-- begin --

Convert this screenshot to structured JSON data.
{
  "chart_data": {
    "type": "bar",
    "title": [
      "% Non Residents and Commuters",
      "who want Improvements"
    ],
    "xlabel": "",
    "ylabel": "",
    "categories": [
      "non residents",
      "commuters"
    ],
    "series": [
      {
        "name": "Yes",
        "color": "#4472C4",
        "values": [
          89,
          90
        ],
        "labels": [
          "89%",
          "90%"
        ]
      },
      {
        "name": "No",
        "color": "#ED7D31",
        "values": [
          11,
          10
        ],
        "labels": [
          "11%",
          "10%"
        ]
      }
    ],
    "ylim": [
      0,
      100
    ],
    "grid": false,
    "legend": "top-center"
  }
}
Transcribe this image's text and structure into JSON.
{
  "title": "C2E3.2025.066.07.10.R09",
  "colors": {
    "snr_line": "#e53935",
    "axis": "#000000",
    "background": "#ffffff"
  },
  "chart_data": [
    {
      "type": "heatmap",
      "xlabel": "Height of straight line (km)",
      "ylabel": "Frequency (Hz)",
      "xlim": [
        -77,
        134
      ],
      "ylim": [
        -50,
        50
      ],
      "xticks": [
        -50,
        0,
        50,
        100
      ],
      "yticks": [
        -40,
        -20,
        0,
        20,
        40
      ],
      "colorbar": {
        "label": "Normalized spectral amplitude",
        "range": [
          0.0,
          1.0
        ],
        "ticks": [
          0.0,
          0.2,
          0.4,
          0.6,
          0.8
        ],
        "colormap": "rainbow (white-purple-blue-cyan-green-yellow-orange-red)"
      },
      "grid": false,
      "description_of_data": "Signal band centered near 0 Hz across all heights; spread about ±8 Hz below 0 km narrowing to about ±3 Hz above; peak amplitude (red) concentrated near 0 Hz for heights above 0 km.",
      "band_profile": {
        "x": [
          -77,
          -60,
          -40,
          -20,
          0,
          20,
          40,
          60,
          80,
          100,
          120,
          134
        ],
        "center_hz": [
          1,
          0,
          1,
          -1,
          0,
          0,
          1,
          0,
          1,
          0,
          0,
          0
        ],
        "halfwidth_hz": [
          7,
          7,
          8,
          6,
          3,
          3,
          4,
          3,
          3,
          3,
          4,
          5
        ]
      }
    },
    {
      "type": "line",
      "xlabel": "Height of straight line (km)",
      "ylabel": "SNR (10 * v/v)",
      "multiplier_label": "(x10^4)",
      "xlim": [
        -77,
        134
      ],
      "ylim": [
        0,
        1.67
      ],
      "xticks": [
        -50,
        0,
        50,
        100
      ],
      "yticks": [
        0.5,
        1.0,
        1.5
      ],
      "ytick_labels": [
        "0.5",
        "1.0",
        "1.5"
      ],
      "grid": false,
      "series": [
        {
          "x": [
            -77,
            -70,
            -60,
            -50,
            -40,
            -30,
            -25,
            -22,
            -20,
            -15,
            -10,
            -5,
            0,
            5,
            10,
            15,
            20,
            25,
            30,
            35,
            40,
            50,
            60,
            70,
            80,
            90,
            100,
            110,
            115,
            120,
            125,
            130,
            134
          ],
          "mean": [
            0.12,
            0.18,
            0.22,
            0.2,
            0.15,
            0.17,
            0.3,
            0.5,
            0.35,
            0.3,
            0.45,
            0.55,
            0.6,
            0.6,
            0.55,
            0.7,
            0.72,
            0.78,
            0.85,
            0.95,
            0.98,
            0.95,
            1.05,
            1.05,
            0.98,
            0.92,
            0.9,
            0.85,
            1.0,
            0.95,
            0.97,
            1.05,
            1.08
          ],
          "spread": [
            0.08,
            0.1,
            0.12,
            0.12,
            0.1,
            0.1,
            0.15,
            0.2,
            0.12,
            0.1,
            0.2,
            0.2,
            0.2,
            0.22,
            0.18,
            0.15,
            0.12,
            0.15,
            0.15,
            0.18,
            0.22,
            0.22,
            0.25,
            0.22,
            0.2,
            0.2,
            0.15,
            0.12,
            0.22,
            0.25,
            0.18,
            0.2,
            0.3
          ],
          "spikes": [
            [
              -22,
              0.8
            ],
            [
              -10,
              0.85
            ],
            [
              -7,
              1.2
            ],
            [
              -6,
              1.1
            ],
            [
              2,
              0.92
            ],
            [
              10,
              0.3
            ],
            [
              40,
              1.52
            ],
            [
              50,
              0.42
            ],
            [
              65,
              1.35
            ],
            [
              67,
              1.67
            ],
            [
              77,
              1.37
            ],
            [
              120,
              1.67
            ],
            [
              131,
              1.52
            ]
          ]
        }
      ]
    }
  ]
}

-- end --

Set exercise.
Retype the entries one by one, exactly.

Full solution.
Convert this screenshot to structured JSON data.
{
  "chart_data": {
    "type": "bar",
    "title": [
      "% Non Residents and Commuters",
      "who want Improvements"
    ],
    "xlabel": "",
    "ylabel": "",
    "categories": [
      "non residents",
      "commuters"
    ],
    "series": [
      {
        "name": "Yes",
        "color": "#4472C4",
        "values": [
          89,
          90
        ],
        "labels": [
          "89%",
          "90%"
        ]
      },
      {
        "name": "No",
        "color": "#ED7D31",
        "values": [
          11,
          10
        ],
        "labels": [
          "11%",
          "10%"
        ]
      }
    ],
    "ylim": [
      0,
      100
    ],
    "grid": false,
    "legend": "top-center"
  }
}
Transcribe this image's text and structure into JSON.
{
  "title": "C2E3.2025.066.07.10.R09",
  "colors": {
    "snr_line": "#e53935",
    "axis": "#000000",
    "background": "#ffffff"
  },
  "chart_data": [
    {
      "type": "heatmap",
      "xlabel": "Height of straight line (km)",
      "ylabel": "Frequency (Hz)",
      "xlim": [
        -77,
        134
      ],
      "ylim": [
        -50,
        50
      ],
      "xticks": [
        -50,
        0,
        50,
        100
      ],
      "yticks": [
        -40,
        -20,
        0,
        20,
        40
      ],
      "colorbar": {
        "label": "Normalized spectral amplitude",
        "range": [
          0.0,
          1.0
        ],
        "ticks": [
          0.0,
          0.2,
          0.4,
          0.6,
          0.8
        ],
        "colormap": "rainbow (white-purple-blue-cyan-green-yellow-orange-red)"
      },
      "grid": false,
      "description_of_data": "Signal band centered near 0 Hz across all heights; spread about ±8 Hz below 0 km narrowing to about ±3 Hz above; peak amplitude (red) concentrated near 0 Hz for heights above 0 km.",
      "band_profile": {
        "x": [
          -77,
          -60,
          -40,
          -20,
          0,
          20,
          40,
          60,
          80,
          100,
          120,
          134
        ],
        "center_hz": [
          1,
          0,
          1,
          -1,
          0,
          0,
          1,
          0,
          1,
          0,
          0,
          0
        ],
        "halfwidth_hz": [
          7,
          7,
          8,
          6,
          3,
          3,
          4,
          3,
          3,
          3,
          4,
          5
        ]
      }
    },
    {
      "type": "line",
      "xlabel": "Height of straight line (km)",
      "ylabel": "SNR (10 * v/v)",
      "multiplier_label": "(x10^4)",
      "xlim": [
        -77,
        134
      ],
      "ylim": [
        0,
        1.67
      ],
      "xticks": [
        -50,
        0,
        50,
        100
      ],
      "yticks": [
        0.5,
        1.0,
        1.5
      ],
      "ytick_labels": [
        "0.5",
        "1.0",
        "1.5"
      ],
      "grid": false,
      "series": [
        {
          "x": [
            -77,
            -70,
            -60,
            -50,
            -40,
            -30,
            -25,
            -22,
            -20,
            -15,
            -10,
            -5,
            0,
            5,
            10,
            15,
            20,
            25,
            30,
            35,
            40,
            50,
            60,
            70,
            80,
            90,
            100,
            110,
            115,
            120,
            125,
            130,
            134
          ],
          "mean": [
            0.12,
            0.18,
            0.22,
            0.2,
            0.15,
            0.17,
            0.3,
            0.5,
            0.35,
            0.3,
            0.45,
            0.55,
            0.6,
            0.6,
            0.55,
            0.7,
            0.72,
            0.78,
            0.85,
            0.95,
            0.98,
            0.95,
            1.05,
            1.05,
            0.98,
            0.92,
            0.9,
            0.85,
            1.0,
            0.95,
            0.97,
            1.05,
            1.08
          ],
          "spread": [
            0.08,
            0.1,
            0.12,
            0.12,
            0.1,
            0.1,
            0.15,
            0.2,
            0.12,
            0.1,
            0.2,
            0.2,
            0.2,
            0.22,
            0.18,
            0.15,
            0.12,
            0.15,
            0.15,
            0.18,
            0.22,
            0.22,
            0.25,
            0.22,
            0.2,
            0.2,
            0.15,
            0.12,
            0.22,
            0.25,
            0.18,
            0.2,
            0.3
          ],
          "spikes": [
            [
              -22,
              0.8
            ],
            [
              -10,
              0.85
            ],
            [
              -7,
              1.2
            ],
            [
              -6,
              1.1
            ],
            [
              2,
              0.92
            ],
            [
              10,
              0.3
            ],
            [
              40,
              1.52
            ],
            [
              50,
              0.42
            ],
            [
              65,
              1.35
            ],
            [
              67,
              1.67
            ],
            [
              77,
              1.37
            ],
            [
              120,
              1.67
            ],
            [
              131,
              1.52
            ]
          ]
        }
      ]
    }
  ]
}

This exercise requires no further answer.